• **Set task**: Render the following material again verbatim, leaving nothing out.
=== Records ===
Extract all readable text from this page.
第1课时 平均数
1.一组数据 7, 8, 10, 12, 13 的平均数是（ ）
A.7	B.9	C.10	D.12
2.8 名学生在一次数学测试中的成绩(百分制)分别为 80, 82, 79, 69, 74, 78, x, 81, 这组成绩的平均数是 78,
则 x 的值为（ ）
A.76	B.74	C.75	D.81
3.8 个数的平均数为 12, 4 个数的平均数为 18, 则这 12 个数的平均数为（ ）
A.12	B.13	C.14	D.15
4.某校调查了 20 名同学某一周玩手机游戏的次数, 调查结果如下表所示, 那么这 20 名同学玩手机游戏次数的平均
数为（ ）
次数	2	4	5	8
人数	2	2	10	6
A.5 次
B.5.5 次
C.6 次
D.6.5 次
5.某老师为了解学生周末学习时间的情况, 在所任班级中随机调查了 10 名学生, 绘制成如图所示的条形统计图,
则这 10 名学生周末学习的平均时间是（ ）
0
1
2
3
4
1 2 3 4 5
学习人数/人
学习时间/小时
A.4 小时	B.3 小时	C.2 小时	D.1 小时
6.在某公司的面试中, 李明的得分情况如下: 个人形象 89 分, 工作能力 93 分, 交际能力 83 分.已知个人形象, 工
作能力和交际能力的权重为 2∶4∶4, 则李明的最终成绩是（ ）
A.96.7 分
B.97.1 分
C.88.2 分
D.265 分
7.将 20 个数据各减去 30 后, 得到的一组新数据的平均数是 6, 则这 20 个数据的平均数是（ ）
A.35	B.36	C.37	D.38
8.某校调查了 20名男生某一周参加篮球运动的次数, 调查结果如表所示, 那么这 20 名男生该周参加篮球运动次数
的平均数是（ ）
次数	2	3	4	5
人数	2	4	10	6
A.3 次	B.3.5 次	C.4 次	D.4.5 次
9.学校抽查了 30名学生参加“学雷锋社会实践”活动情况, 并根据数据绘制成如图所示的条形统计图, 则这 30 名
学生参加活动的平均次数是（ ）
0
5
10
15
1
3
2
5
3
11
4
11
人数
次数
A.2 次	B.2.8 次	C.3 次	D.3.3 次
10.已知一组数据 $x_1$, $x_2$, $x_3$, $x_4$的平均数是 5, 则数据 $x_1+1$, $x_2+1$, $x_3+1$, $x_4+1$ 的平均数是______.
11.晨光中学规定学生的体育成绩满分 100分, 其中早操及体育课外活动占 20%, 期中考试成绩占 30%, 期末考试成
===
• **Exercise response**:
Extract all readable text from this page.
第1课时 平均数
1.一组数据 7, 8, 10, 12, 13 的平均数是（ ）
A.7	B.9	C.10	D.12
2.8 名学生在一次数学测试中的成绩(百分制)分别为 80, 82, 79, 69, 74, 78, x, 81, 这组成绩的平均数是 78,
则 x 的值为（ ）
A.76	B.74	C.75	D.81
3.8 个数的平均数为 12, 4 个数的平均数为 18, 则这 12 个数的平均数为（ ）
A.12	B.13	C.14	D.15
4.某校调查了 20 名同学某一周玩手机游戏的次数, 调查结果如下表所示, 那么这 20 名同学玩手机游戏次数的平均
数为（ ）
次数	2	4	5	8
人数	2	2	10	6
A.5 次
B.5.5 次
C.6 次
D.6.5 次
5.某老师为了解学生周末学习时间的情况, 在所任班级中随机调查了 10 名学生, 绘制成如图所示的条形统计图,
则这 10 名学生周末学习的平均时间是（ ）
0
1
2
3
4
1 2 3 4 5
学习人数/人
学习时间/小时
A.4 小时	B.3 小时	C.2 小时	D.1 小时
6.在某公司的面试中, 李明的得分情况如下: 个人形象 89 分, 工作能力 93 分, 交际能力 83 分.已知个人形象, 工
作能力和交际能力的权重为 2∶4∶4, 则李明的最终成绩是（ ）
A.96.7 分
B.97.1 分
C.88.2 分
D.265 分
7.将 20 个数据各减去 30 后, 得到的一组新数据的平均数是 6, 则这 20 个数据的平均数是（ ）
A.35	B.36	C.37	D.38
8.某校调查了 20名男生某一周参加篮球运动的次数, 调查结果如表所示, 那么这 20 名男生该周参加篮球运动次数
的平均数是（ ）
次数	2	3	4	5
人数	2	4	10	6
A.3 次	B.3.5 次	C.4 次	D.4.5 次
9.学校抽查了 30名学生参加“学雷锋社会实践”活动情况, 并根据数据绘制成如图所示的条形统计图, 则这 30 名
学生参加活动的平均次数是（ ）
0
5
10
15
1
3
2
5
3
11
4
11
人数
次数
A.2 次	B.2.8 次	C.3 次	D.3.3 次
10.已知一组数据 $x_1$, $x_2$, $x_3$, $x_4$的平均数是 5, 则数据 $x_1+1$, $x_2+1$, $x_3+1$, $x_4+1$ 的平均数是______.
11.晨光中学规定学生的体育成绩满分 100分, 其中早操及体育课外活动占 20%, 期中考试成绩占 30%, 期末考试成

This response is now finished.